[Exercise instructions] Copy each line below in which the string "Internet" occurs.

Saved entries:
= = = =
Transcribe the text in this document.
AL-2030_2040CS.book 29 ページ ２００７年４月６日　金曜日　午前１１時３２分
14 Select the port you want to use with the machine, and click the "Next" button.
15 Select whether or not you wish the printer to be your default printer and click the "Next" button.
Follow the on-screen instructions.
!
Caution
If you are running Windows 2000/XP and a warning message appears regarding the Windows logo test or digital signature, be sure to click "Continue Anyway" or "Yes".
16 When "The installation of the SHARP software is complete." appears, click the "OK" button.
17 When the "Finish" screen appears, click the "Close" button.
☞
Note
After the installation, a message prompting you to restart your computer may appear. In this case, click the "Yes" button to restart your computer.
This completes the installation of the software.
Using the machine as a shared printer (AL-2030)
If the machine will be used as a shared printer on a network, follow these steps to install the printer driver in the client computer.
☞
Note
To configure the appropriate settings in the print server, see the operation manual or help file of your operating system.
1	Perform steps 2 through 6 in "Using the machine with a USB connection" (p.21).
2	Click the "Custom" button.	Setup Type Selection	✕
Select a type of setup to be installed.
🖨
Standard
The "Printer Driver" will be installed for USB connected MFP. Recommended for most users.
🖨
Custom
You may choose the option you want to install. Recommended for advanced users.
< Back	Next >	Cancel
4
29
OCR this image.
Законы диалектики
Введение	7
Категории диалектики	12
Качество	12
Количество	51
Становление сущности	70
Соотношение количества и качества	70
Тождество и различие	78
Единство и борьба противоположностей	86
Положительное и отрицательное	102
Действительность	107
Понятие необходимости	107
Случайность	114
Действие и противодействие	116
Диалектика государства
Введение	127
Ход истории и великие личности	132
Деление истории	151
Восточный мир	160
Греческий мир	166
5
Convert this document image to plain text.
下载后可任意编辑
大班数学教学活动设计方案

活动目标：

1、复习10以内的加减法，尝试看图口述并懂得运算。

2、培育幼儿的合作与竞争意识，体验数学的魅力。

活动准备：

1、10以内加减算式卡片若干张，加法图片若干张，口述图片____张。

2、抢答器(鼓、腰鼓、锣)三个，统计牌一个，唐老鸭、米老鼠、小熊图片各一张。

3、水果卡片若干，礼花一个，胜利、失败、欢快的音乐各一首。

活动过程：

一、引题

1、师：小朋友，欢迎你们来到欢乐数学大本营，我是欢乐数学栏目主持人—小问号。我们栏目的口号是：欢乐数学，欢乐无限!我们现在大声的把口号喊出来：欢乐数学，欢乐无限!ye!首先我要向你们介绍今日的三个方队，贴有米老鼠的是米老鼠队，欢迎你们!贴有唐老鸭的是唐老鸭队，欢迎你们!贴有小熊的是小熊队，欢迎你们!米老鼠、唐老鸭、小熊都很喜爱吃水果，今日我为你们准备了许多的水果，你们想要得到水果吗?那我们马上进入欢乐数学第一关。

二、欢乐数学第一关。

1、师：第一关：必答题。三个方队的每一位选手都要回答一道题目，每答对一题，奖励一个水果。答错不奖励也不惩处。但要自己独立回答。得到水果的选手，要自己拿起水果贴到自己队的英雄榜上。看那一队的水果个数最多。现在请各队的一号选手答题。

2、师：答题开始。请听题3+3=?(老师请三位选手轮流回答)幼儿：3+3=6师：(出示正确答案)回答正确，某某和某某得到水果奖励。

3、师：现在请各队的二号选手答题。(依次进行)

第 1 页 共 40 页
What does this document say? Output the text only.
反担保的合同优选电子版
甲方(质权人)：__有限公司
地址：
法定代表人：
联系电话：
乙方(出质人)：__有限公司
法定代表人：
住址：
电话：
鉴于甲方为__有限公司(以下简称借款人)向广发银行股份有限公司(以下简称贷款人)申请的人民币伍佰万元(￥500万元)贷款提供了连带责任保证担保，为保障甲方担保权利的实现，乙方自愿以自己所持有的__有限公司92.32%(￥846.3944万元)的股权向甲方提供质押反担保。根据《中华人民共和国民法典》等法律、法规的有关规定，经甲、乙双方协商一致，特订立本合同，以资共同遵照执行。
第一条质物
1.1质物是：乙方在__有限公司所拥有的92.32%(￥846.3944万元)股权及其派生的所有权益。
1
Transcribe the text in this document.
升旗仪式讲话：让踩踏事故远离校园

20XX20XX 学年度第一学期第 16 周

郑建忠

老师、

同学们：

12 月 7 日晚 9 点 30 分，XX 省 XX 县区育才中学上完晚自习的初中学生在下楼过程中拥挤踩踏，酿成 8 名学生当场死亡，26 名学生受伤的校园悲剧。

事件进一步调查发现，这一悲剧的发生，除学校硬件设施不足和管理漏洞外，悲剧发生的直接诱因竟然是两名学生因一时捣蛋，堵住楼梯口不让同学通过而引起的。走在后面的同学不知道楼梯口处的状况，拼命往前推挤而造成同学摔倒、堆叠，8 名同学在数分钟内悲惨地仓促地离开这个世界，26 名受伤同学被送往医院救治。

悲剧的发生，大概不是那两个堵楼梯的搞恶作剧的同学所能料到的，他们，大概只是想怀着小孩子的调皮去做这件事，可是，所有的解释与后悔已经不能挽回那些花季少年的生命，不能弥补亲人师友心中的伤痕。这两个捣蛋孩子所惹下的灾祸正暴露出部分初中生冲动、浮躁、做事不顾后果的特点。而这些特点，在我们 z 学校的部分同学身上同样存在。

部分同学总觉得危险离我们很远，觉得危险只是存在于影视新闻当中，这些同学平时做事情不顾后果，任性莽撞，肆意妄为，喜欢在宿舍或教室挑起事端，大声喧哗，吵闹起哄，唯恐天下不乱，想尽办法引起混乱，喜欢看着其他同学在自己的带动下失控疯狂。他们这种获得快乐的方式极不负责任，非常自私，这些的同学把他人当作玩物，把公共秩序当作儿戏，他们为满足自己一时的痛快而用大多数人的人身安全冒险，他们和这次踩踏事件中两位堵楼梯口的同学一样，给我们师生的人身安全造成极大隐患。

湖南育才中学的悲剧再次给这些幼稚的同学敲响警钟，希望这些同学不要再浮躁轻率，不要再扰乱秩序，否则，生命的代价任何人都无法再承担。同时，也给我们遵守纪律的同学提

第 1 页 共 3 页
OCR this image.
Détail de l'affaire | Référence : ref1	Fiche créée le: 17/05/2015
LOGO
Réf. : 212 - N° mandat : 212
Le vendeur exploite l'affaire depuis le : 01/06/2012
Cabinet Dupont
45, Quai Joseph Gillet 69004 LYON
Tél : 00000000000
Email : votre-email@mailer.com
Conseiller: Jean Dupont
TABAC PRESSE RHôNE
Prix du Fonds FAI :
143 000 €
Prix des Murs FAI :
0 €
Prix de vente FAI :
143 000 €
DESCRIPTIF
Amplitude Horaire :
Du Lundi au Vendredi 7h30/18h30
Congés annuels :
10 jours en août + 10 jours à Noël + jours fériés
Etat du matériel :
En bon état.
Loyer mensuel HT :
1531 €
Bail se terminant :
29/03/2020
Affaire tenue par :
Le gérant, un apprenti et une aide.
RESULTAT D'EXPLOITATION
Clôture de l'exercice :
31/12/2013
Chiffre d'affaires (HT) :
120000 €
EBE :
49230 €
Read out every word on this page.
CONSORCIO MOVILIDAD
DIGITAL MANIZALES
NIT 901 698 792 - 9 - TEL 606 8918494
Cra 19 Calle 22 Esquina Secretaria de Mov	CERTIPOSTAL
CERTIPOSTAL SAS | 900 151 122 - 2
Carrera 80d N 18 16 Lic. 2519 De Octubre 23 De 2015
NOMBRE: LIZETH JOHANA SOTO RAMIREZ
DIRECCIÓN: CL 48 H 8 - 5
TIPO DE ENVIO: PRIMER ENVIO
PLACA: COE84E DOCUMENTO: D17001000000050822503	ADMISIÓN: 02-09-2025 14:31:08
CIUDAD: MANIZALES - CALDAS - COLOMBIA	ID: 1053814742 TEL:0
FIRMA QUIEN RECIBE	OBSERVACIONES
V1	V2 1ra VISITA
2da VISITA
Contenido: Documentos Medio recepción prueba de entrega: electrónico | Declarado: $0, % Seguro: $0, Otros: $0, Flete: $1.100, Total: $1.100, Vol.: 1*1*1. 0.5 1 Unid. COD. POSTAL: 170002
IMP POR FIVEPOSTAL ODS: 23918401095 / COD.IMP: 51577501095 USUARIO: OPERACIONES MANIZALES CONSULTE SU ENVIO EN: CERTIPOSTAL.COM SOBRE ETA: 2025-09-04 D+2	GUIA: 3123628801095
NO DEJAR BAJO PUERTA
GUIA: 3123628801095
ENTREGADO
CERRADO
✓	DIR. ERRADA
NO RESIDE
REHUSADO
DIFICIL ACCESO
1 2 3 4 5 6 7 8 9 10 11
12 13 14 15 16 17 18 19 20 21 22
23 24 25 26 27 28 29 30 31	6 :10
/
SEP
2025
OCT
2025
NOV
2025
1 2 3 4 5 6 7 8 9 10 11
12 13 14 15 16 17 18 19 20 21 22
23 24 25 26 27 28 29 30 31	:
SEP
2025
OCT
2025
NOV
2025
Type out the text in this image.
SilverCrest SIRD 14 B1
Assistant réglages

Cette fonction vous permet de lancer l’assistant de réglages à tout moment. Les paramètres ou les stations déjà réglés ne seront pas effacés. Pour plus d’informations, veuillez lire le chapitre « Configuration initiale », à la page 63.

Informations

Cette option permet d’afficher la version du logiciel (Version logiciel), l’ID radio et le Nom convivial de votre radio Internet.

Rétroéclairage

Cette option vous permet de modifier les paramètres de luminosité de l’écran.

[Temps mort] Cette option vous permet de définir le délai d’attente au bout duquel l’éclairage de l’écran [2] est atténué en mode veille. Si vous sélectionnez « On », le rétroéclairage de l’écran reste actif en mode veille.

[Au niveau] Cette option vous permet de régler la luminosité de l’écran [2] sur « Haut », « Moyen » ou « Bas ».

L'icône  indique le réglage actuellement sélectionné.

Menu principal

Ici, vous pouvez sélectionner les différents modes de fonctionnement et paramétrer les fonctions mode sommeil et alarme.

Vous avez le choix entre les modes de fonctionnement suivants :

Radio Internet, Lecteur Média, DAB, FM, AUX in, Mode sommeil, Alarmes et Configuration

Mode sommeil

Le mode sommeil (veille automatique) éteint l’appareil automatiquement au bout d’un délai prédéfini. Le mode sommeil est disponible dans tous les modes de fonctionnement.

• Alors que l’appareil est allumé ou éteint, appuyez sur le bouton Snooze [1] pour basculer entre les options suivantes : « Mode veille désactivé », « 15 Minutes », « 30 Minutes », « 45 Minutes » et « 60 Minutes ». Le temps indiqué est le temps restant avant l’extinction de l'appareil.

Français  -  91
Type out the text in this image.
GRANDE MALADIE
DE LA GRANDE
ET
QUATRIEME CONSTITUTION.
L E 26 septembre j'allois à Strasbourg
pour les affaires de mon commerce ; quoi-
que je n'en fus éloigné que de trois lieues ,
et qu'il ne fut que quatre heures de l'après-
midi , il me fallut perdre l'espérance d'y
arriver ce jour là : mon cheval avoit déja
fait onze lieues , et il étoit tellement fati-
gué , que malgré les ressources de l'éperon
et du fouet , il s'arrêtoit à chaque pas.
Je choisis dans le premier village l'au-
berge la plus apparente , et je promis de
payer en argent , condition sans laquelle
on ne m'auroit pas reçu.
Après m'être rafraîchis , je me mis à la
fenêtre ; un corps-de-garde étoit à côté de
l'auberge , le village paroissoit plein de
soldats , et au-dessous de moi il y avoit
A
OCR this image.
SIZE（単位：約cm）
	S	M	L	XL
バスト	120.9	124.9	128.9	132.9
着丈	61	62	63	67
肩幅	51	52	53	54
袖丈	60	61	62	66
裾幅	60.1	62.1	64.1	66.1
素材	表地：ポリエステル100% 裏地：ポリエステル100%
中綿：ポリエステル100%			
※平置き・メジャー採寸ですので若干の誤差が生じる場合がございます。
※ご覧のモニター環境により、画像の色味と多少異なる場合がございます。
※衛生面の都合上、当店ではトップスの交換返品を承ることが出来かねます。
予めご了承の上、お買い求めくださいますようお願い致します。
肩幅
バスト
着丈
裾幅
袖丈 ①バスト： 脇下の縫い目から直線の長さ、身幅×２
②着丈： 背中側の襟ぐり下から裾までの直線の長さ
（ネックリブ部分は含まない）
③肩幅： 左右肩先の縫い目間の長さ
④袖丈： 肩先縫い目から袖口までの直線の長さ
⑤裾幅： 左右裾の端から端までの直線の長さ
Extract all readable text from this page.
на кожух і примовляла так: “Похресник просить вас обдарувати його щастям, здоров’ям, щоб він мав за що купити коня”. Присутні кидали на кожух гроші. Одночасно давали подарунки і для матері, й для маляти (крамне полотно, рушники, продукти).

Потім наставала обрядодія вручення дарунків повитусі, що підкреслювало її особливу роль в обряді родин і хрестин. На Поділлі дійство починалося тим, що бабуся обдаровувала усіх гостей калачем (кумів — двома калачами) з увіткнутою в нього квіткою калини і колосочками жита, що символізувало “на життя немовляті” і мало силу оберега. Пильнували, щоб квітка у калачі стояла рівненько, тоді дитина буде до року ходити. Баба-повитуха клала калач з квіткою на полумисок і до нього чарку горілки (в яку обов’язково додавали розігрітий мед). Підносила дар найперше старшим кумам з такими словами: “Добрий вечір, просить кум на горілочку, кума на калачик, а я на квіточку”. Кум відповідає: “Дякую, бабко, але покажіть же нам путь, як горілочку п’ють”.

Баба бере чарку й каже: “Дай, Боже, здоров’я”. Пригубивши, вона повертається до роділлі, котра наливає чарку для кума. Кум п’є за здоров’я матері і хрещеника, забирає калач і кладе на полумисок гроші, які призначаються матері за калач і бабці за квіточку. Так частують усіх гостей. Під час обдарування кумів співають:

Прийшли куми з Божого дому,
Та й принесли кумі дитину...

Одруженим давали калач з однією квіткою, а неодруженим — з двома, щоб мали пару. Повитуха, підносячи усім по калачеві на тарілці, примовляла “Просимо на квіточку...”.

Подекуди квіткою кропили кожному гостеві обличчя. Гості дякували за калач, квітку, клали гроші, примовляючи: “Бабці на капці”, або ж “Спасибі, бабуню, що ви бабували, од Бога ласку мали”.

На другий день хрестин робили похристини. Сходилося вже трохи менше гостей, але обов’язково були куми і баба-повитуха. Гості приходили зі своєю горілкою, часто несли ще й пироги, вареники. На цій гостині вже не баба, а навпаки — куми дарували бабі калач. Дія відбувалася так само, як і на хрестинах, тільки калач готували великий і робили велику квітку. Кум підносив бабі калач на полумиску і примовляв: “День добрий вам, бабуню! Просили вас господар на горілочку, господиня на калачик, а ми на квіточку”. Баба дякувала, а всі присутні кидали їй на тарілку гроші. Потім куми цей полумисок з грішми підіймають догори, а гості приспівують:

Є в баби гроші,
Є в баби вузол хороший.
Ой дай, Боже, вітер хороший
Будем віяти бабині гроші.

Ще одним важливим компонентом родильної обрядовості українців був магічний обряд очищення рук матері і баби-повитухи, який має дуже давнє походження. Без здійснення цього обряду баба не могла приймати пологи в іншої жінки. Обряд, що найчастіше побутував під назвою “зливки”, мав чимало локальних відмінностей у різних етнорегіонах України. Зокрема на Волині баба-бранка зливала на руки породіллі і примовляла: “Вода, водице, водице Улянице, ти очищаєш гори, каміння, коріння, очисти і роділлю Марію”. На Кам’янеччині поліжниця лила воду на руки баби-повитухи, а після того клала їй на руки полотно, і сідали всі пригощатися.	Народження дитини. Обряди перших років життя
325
= = = =
[Written response]
Cette option permet d’afficher la version du logiciel (Version logiciel), l’ID radio et le Nom convivial de votre radio Internet.
Radio Internet, Lecteur Média, DAB, FM, AUX in, Mode sommeil, Alarmes et Configuration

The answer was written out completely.